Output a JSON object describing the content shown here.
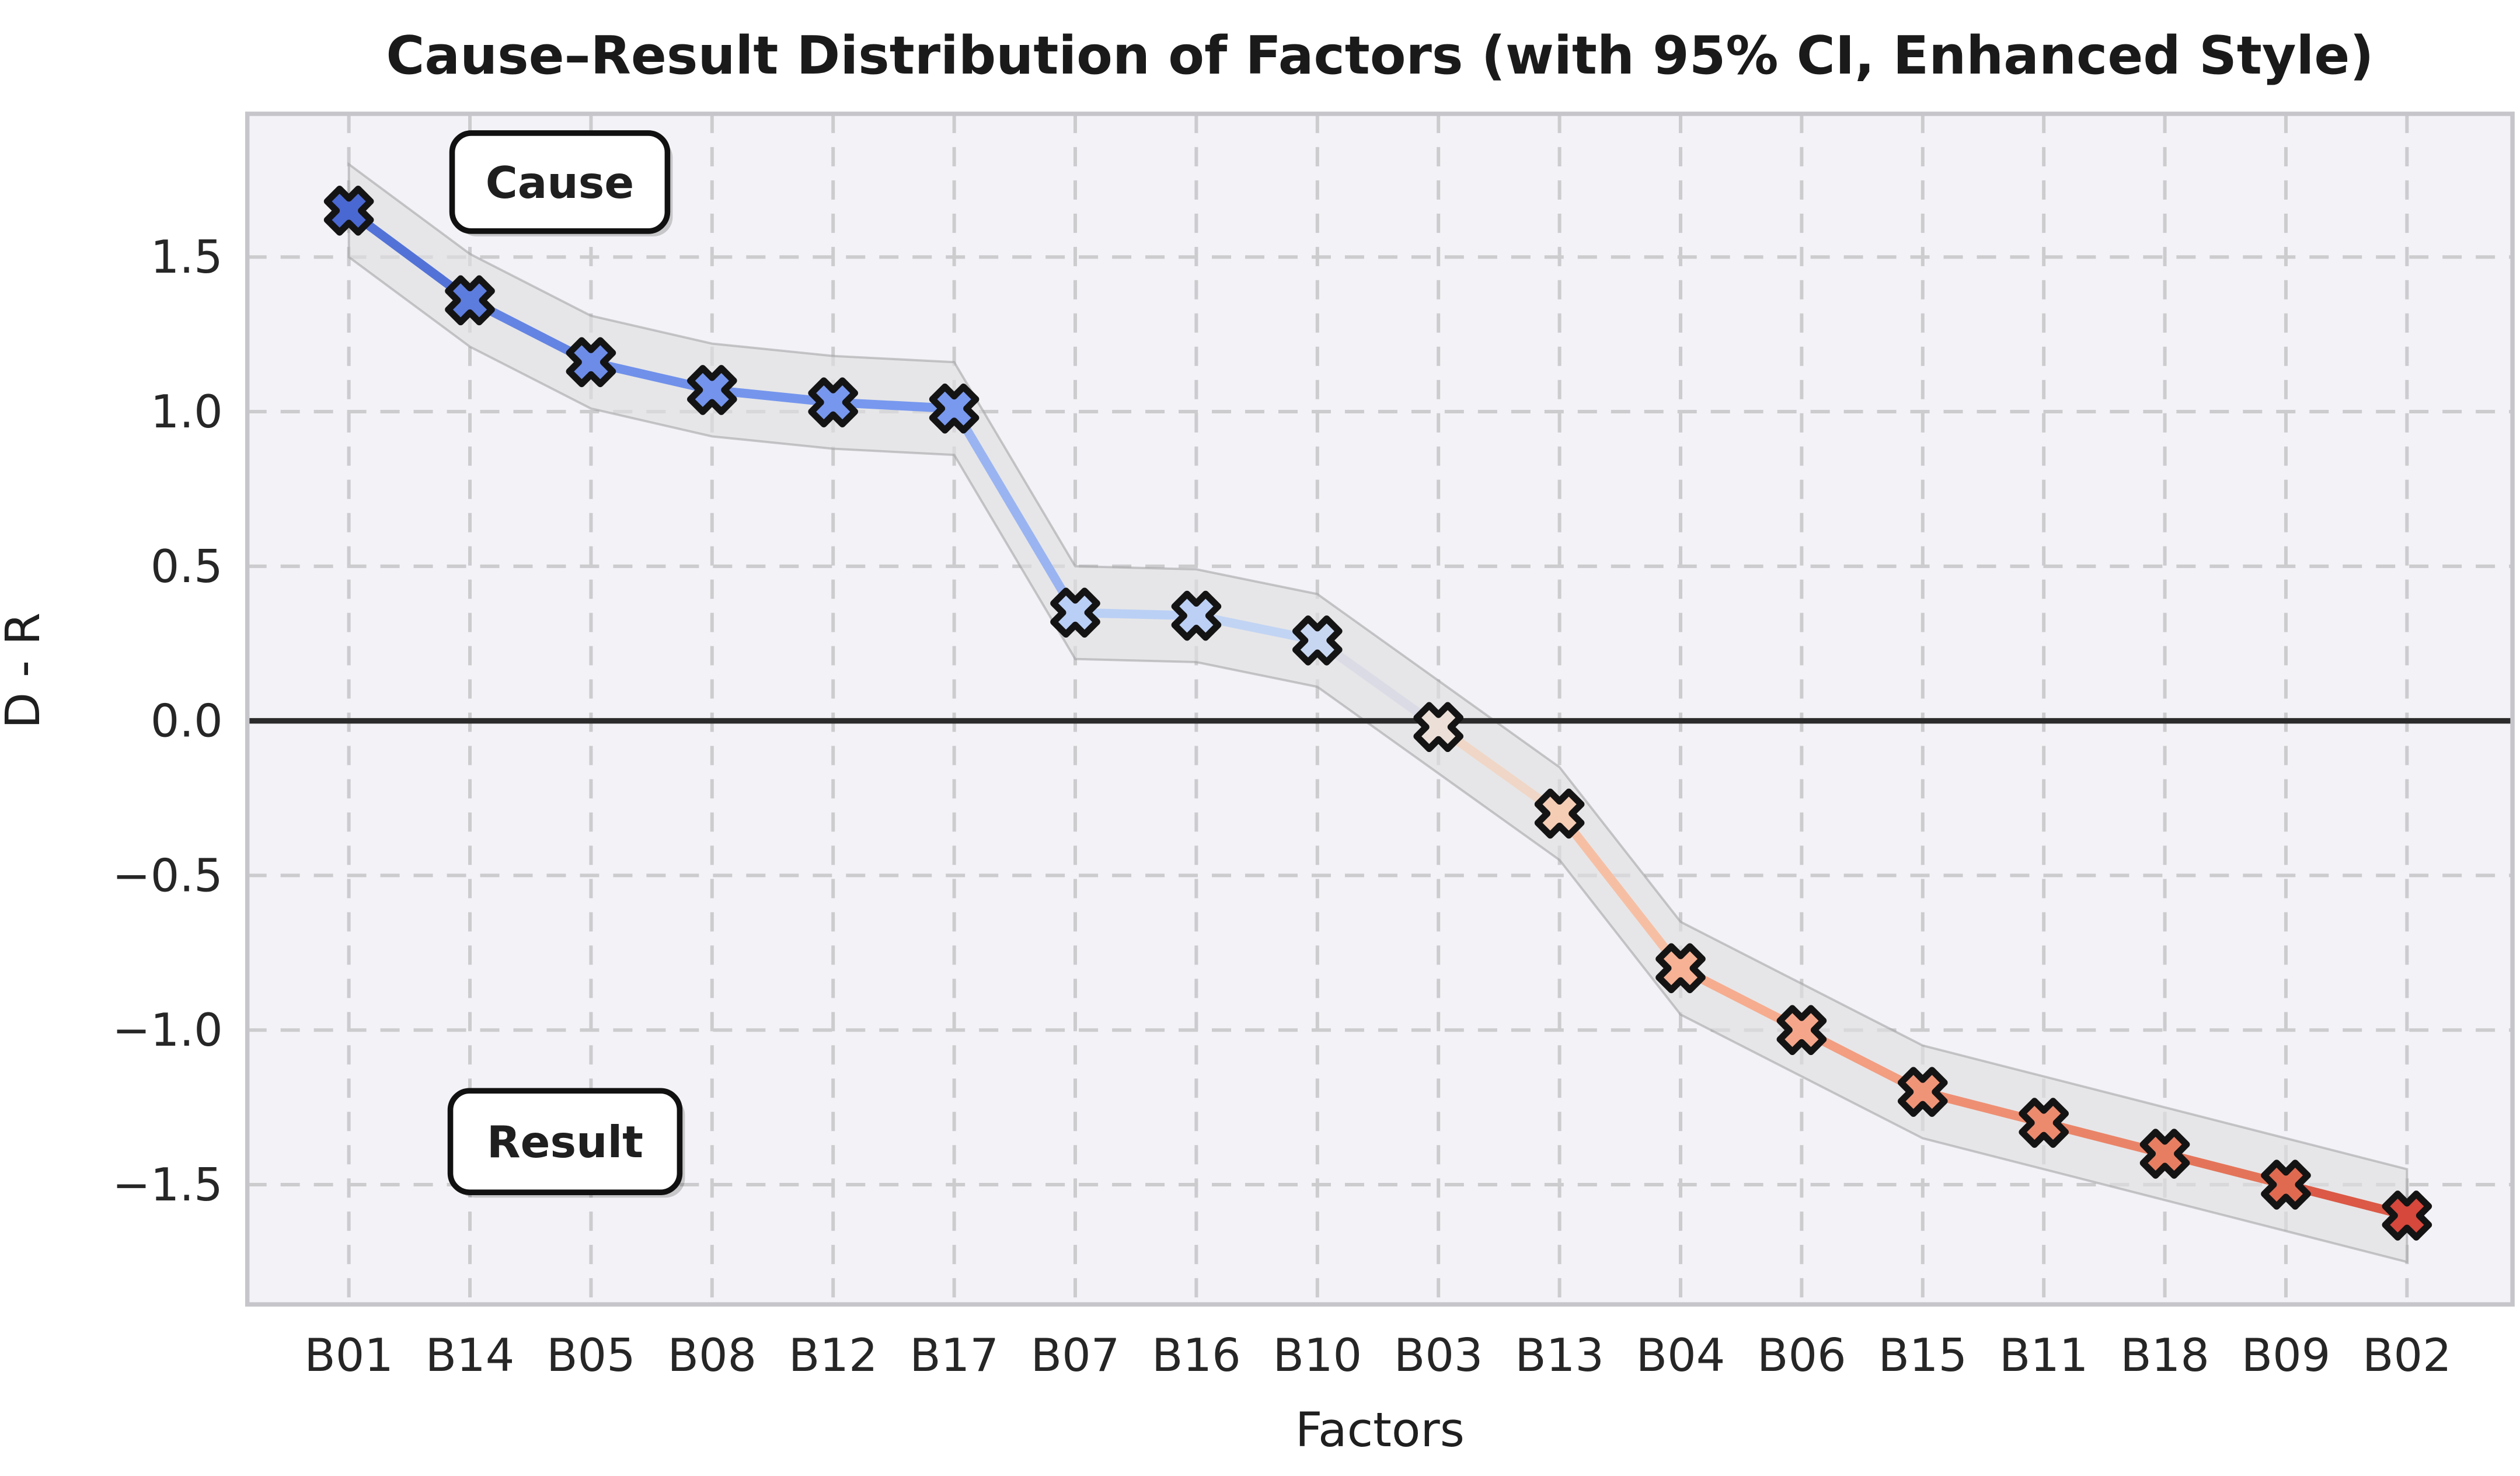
{
  "page": {
    "background": "#ffffff"
  },
  "chart_data": {
    "type": "line",
    "title": "Cause–Result Distribution of Factors (with 95% CI, Enhanced Style)",
    "xlabel": "Factors",
    "ylabel": "D - R",
    "categories": [
      "B01",
      "B14",
      "B05",
      "B08",
      "B12",
      "B17",
      "B07",
      "B16",
      "B10",
      "B03",
      "B13",
      "B04",
      "B06",
      "B15",
      "B11",
      "B18",
      "B09",
      "B02"
    ],
    "series": [
      {
        "name": "D - R",
        "values": [
          1.65,
          1.36,
          1.16,
          1.07,
          1.03,
          1.01,
          0.35,
          0.34,
          0.26,
          -0.02,
          -0.3,
          -0.8,
          -1.0,
          -1.2,
          -1.3,
          -1.4,
          -1.5,
          -1.6
        ]
      }
    ],
    "ci_halfwidth": 0.15,
    "point_colors": [
      "#4A68D1",
      "#5C7CDE",
      "#6C8CE8",
      "#7393EC",
      "#7797EE",
      "#7999EF",
      "#BACFF5",
      "#BCD0F5",
      "#C8D7F1",
      "#EBDFD7",
      "#F5CDB4",
      "#F7B194",
      "#F5A68A",
      "#F09478",
      "#EC8A6E",
      "#E77E62",
      "#E06A50",
      "#D6473C"
    ],
    "yticks": {
      "values": [
        1.5,
        1.0,
        0.5,
        0.0,
        -0.5,
        -1.0,
        -1.5
      ],
      "labels": [
        "1.5",
        "1.0",
        "0.5",
        "0.0",
        "−0.5",
        "−1.0",
        "−1.5"
      ]
    },
    "ylim": [
      -1.89,
      1.96
    ],
    "grid": "dashed-both",
    "legend": "none",
    "zero_line": true,
    "annotations": [
      {
        "text": "Cause"
      },
      {
        "text": "Result"
      }
    ],
    "colors": {
      "plot_background": "#F3F3F7",
      "grid": "#CCCCCF",
      "spine": "#C6C6CA",
      "zero_line": "#2B2B2B",
      "band_fill": "#DEDEE1",
      "band_edge": "#9E9EA3",
      "marker_edge": "#141414",
      "annotation_border": "#111111",
      "annotation_fill": "#FFFFFF",
      "title_color": "#1A1A1A"
    }
  }
}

════════════════════

**To do:**
The records above must be transcribed exactly. Pictures are left out of the copy.

**Solved problem:**
Output a JSON object describing the content shown here.
{
  "page": {
    "background": "#ffffff"
  },
  "chart_data": {
    "type": "line",
    "title": "Cause–Result Distribution of Factors (with 95% CI, Enhanced Style)",
    "xlabel": "Factors",
    "ylabel": "D - R",
    "categories": [
      "B01",
      "B14",
      "B05",
      "B08",
      "B12",
      "B17",
      "B07",
      "B16",
      "B10",
      "B03",
      "B13",
      "B04",
      "B06",
      "B15",
      "B11",
      "B18",
      "B09",
      "B02"
    ],
    "series": [
      {
        "name": "D - R",
        "values": [
          1.65,
          1.36,
          1.16,
          1.07,
          1.03,
          1.01,
          0.35,
          0.34,
          0.26,
          -0.02,
          -0.3,
          -0.8,
          -1.0,
          -1.2,
          -1.3,
          -1.4,
          -1.5,
          -1.6
        ]
      }
    ],
    "ci_halfwidth": 0.15,
    "point_colors": [
      "#4A68D1",
      "#5C7CDE",
      "#6C8CE8",
      "#7393EC",
      "#7797EE",
      "#7999EF",
      "#BACFF5",
      "#BCD0F5",
      "#C8D7F1",
      "#EBDFD7",
      "#F5CDB4",
      "#F7B194",
      "#F5A68A",
      "#F09478",
      "#EC8A6E",
      "#E77E62",
      "#E06A50",
      "#D6473C"
    ],
    "yticks": {
      "values": [
        1.5,
        1.0,
        0.5,
        0.0,
        -0.5,
        -1.0,
        -1.5
      ],
      "labels": [
        "1.5",
        "1.0",
        "0.5",
        "0.0",
        "−0.5",
        "−1.0",
        "−1.5"
      ]
    },
    "ylim": [
      -1.89,
      1.96
    ],
    "grid": "dashed-both",
    "legend": "none",
    "zero_line": true,
    "annotations": [
      {
        "text": "Cause"
      },
      {
        "text": "Result"
      }
    ],
    "colors": {
      "plot_background": "#F3F3F7",
      "grid": "#CCCCCF",
      "spine": "#C6C6CA",
      "zero_line": "#2B2B2B",
      "band_fill": "#DEDEE1",
      "band_edge": "#9E9EA3",
      "marker_edge": "#141414",
      "annotation_border": "#111111",
      "annotation_fill": "#FFFFFF",
      "title_color": "#1A1A1A"
    }
  }
}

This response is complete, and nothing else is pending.